STATED EXERCISE: Reproduce each line of the material precisely.
-- start --
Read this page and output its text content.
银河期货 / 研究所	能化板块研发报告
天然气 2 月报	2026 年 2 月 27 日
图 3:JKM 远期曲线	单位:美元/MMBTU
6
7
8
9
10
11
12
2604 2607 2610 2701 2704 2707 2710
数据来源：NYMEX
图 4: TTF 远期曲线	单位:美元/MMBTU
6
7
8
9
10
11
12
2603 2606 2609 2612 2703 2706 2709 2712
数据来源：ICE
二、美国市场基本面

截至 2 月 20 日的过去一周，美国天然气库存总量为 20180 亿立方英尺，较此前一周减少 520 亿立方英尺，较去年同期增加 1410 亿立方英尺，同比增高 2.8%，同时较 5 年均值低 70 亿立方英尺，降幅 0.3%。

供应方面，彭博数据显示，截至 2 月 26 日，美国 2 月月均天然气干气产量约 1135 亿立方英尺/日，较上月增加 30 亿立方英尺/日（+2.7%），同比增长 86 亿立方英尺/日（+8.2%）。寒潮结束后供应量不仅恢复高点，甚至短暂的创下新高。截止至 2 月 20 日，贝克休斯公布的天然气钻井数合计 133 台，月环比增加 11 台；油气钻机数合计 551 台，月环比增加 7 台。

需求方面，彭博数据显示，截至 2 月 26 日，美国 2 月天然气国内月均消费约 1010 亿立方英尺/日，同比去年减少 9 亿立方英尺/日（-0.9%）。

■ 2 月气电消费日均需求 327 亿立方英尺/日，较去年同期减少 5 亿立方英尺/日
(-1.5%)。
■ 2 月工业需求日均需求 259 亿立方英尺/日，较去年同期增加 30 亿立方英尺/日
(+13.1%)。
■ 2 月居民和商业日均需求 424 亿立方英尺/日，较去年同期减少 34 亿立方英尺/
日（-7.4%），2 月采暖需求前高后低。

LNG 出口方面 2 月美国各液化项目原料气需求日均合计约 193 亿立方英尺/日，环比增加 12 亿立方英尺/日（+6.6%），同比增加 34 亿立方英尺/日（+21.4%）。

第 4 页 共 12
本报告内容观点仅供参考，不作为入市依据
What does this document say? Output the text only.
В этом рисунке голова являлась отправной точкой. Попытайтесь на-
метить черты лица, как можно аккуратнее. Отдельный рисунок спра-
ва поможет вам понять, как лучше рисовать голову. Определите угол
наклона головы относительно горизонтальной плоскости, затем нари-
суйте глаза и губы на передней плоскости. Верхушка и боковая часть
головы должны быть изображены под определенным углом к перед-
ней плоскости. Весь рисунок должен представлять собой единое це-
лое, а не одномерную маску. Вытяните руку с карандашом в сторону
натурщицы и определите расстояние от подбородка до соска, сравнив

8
-- end --
RESPONSE:
Read this page and output its text content.
银河期货 / 研究所	能化板块研发报告
天然气 2 月报	2026 年 2 月 27 日
图 3:JKM 远期曲线	单位:美元/MMBTU
6
7
8
9
10
11
12
2604 2607 2610 2701 2704 2707 2710
数据来源：NYMEX
图 4: TTF 远期曲线	单位:美元/MMBTU
6
7
8
9
10
11
12
2603 2606 2609 2612 2703 2706 2709 2712
数据来源：ICE
二、美国市场基本面

截至 2 月 20 日的过去一周，美国天然气库存总量为 20180 亿立方英尺，较此前一周减少 520 亿立方英尺，较去年同期增加 1410 亿立方英尺，同比增高 2.8%，同时较 5 年均值低 70 亿立方英尺，降幅 0.3%。

供应方面，彭博数据显示，截至 2 月 26 日，美国 2 月月均天然气干气产量约 1135 亿立方英尺/日，较上月增加 30 亿立方英尺/日（+2.7%），同比增长 86 亿立方英尺/日（+8.2%）。寒潮结束后供应量不仅恢复高点，甚至短暂的创下新高。截止至 2 月 20 日，贝克休斯公布的天然气钻井数合计 133 台，月环比增加 11 台；油气钻机数合计 551 台，月环比增加 7 台。

需求方面，彭博数据显示，截至 2 月 26 日，美国 2 月天然气国内月均消费约 1010 亿立方英尺/日，同比去年减少 9 亿立方英尺/日（-0.9%）。

■ 2 月气电消费日均需求 327 亿立方英尺/日，较去年同期减少 5 亿立方英尺/日
(-1.5%)。
■ 2 月工业需求日均需求 259 亿立方英尺/日，较去年同期增加 30 亿立方英尺/日
(+13.1%)。
■ 2 月居民和商业日均需求 424 亿立方英尺/日，较去年同期减少 34 亿立方英尺/
日（-7.4%），2 月采暖需求前高后低。

LNG 出口方面 2 月美国各液化项目原料气需求日均合计约 193 亿立方英尺/日，环比增加 12 亿立方英尺/日（+6.6%），同比增加 34 亿立方英尺/日（+21.4%）。

第 4 页 共 12
本报告内容观点仅供参考，不作为入市依据
What does this document say? Output the text only.
В этом рисунке голова являлась отправной точкой. Попытайтесь на-
метить черты лица, как можно аккуратнее. Отдельный рисунок спра-
ва поможет вам понять, как лучше рисовать голову. Определите угол
наклона головы относительно горизонтальной плоскости, затем нари-
суйте глаза и губы на передней плоскости. Верхушка и боковая часть
головы должны быть изображены под определенным углом к перед-
ней плоскости. Весь рисунок должен представлять собой единое це-
лое, а не одномерную маску. Вытяните руку с карандашом в сторону
натурщицы и определите расстояние от подбородка до соска, сравнив

8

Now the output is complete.